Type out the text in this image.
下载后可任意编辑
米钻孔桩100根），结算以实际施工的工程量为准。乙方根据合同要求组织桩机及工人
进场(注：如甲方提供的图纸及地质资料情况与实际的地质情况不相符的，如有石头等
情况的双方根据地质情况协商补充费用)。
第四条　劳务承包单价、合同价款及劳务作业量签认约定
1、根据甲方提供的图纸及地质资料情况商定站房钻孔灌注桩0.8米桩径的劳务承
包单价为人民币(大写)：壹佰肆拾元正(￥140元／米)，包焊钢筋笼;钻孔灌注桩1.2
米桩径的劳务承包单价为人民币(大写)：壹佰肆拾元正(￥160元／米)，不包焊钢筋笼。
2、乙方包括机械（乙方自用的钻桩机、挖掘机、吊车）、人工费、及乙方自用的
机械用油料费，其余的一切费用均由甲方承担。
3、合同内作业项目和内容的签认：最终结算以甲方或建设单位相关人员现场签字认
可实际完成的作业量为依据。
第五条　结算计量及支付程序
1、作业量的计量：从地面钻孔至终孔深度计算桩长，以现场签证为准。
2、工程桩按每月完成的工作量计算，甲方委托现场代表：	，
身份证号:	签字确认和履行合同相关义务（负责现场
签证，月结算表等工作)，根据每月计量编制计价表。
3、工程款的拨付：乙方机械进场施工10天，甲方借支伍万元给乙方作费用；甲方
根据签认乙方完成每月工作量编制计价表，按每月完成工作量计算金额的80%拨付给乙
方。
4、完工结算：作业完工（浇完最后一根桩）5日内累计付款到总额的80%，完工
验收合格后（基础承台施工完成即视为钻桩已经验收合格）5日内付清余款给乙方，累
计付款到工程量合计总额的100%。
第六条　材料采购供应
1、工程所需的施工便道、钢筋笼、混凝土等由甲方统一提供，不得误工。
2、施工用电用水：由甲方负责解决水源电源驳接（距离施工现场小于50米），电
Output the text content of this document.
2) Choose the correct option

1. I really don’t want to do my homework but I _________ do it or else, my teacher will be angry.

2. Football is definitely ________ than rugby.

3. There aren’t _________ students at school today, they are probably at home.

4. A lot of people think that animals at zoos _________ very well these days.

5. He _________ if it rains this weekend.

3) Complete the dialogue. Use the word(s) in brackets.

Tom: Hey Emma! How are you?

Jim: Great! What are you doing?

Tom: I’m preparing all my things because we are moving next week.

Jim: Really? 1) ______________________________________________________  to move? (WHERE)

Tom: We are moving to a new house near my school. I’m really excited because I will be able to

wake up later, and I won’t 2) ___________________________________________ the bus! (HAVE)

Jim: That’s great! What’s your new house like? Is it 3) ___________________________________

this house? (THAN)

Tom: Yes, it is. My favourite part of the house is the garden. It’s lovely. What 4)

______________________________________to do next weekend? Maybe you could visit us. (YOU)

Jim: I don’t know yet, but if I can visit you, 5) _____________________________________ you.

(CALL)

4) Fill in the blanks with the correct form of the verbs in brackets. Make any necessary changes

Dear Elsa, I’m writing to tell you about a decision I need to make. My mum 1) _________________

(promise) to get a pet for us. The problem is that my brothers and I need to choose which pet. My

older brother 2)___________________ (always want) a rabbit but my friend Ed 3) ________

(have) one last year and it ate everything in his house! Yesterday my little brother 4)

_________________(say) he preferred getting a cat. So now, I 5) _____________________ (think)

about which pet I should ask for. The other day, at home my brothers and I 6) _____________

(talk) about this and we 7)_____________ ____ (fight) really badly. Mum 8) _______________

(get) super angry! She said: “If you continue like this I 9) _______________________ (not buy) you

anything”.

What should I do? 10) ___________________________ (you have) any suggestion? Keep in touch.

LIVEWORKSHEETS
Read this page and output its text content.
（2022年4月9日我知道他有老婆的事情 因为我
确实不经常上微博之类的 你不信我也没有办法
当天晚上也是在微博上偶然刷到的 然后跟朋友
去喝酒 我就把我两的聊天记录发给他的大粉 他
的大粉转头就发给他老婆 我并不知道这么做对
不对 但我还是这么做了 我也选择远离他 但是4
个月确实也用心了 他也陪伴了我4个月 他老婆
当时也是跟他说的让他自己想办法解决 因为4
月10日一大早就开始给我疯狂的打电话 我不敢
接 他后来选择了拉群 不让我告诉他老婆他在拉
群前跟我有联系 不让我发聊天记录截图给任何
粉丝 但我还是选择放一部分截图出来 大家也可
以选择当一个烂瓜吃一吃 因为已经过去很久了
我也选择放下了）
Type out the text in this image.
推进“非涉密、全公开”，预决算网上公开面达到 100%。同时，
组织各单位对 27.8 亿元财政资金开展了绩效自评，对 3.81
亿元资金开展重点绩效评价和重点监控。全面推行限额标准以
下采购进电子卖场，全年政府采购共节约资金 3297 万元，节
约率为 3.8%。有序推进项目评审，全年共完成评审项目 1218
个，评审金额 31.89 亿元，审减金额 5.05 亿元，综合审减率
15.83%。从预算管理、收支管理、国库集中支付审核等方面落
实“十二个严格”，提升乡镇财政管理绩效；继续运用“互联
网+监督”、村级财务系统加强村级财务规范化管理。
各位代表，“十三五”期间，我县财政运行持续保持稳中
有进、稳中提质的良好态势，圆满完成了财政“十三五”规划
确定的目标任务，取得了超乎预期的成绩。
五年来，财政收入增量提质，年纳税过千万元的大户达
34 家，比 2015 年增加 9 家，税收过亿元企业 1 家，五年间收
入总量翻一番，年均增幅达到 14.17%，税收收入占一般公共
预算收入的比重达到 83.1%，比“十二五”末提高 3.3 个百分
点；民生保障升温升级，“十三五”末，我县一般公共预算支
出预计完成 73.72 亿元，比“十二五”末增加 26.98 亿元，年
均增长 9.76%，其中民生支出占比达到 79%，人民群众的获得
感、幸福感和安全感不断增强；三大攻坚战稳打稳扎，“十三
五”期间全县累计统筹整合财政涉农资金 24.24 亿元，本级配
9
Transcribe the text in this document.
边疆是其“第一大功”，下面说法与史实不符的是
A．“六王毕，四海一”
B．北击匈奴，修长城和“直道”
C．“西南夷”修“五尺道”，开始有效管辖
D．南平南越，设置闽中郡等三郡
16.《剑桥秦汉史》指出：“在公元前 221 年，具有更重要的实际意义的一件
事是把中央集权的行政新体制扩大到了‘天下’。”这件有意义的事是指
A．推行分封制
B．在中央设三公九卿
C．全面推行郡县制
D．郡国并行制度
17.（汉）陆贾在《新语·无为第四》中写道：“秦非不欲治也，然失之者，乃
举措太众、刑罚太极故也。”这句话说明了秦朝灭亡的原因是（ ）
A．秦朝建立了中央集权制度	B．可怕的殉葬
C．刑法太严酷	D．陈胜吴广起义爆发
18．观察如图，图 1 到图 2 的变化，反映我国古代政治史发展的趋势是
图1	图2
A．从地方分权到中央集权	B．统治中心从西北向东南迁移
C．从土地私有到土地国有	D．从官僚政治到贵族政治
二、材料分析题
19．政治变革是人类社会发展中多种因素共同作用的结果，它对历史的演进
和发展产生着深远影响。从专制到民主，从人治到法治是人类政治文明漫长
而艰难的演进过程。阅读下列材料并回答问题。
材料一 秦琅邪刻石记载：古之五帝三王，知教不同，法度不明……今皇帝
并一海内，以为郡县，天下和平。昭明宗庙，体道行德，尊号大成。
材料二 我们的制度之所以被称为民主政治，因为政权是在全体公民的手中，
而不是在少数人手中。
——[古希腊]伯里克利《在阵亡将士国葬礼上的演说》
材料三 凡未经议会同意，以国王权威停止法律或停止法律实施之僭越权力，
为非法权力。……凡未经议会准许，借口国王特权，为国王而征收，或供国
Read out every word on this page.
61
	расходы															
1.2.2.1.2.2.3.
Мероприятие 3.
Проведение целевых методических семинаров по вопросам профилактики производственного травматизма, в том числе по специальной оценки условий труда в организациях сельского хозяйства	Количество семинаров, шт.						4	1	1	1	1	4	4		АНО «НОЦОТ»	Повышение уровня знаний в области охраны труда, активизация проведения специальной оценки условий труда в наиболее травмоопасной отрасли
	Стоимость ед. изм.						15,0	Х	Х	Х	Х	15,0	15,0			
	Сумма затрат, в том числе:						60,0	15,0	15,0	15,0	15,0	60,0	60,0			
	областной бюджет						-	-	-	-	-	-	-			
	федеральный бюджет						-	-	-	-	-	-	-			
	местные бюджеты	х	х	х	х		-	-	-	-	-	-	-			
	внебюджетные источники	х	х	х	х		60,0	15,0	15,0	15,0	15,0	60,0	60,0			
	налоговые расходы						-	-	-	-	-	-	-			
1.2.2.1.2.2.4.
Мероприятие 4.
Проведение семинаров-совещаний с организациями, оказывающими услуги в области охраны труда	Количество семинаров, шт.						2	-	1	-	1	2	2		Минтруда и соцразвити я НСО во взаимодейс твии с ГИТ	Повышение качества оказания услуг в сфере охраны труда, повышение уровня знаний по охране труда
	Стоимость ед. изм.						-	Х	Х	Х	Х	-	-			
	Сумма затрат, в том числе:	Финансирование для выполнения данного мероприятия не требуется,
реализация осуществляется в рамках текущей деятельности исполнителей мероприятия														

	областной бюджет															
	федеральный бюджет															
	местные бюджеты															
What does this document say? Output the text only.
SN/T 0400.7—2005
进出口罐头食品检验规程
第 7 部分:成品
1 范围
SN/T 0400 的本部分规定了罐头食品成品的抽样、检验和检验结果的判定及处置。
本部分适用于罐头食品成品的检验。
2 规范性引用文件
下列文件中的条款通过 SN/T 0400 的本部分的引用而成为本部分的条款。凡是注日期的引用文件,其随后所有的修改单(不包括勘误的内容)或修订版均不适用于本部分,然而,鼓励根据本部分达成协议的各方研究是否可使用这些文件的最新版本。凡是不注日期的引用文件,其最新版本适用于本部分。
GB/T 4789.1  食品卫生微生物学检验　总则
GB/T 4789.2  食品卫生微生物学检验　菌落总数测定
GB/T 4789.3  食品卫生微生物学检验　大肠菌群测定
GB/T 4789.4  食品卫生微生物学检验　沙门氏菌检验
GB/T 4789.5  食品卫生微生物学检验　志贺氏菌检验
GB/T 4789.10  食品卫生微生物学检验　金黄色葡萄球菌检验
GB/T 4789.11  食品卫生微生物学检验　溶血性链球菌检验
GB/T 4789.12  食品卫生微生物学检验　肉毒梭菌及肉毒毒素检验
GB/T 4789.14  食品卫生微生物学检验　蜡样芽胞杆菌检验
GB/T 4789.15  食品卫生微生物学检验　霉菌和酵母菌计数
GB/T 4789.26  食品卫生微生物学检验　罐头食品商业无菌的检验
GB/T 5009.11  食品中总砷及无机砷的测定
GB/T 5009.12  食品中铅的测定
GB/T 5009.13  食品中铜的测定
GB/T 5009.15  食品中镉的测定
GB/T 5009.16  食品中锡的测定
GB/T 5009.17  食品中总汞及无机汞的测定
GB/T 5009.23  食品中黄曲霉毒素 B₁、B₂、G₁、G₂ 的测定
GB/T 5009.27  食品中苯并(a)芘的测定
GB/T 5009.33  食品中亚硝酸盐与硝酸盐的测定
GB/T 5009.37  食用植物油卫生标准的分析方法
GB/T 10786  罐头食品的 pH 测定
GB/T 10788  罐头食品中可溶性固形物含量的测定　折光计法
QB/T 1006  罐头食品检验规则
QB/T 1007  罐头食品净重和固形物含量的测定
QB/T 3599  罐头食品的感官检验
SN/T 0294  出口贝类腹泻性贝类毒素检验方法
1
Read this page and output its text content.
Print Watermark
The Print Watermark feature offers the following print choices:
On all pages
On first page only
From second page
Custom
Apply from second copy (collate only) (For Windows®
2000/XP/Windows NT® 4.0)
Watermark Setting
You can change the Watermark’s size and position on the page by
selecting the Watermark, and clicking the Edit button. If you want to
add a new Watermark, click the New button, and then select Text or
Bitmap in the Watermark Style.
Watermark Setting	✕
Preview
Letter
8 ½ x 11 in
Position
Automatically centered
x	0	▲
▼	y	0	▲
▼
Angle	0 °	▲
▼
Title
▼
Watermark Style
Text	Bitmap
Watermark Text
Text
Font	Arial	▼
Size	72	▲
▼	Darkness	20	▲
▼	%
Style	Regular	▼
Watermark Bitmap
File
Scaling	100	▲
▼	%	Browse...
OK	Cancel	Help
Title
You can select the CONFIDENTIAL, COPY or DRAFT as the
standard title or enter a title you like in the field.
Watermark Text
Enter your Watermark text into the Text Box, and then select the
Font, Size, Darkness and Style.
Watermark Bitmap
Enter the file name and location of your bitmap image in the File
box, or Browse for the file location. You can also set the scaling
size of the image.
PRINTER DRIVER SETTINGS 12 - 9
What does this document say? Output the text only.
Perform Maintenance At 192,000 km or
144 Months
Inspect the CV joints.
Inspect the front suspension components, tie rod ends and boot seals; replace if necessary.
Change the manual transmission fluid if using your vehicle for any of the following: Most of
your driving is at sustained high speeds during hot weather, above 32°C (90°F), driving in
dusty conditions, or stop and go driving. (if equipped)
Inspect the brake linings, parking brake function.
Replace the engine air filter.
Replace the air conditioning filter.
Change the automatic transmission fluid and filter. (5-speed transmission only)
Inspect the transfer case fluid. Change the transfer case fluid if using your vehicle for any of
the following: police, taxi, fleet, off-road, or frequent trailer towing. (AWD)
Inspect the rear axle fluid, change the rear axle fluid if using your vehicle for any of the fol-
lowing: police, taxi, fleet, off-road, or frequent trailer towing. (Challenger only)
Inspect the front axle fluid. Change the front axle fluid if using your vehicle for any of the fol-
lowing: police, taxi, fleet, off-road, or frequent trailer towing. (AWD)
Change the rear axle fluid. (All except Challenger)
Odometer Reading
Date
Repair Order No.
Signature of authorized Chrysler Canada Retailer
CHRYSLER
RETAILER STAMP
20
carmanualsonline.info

=-=-=-=-=

Among the lines of the material above, how many include the string "Количество"? Report only that number.

_The response_:
2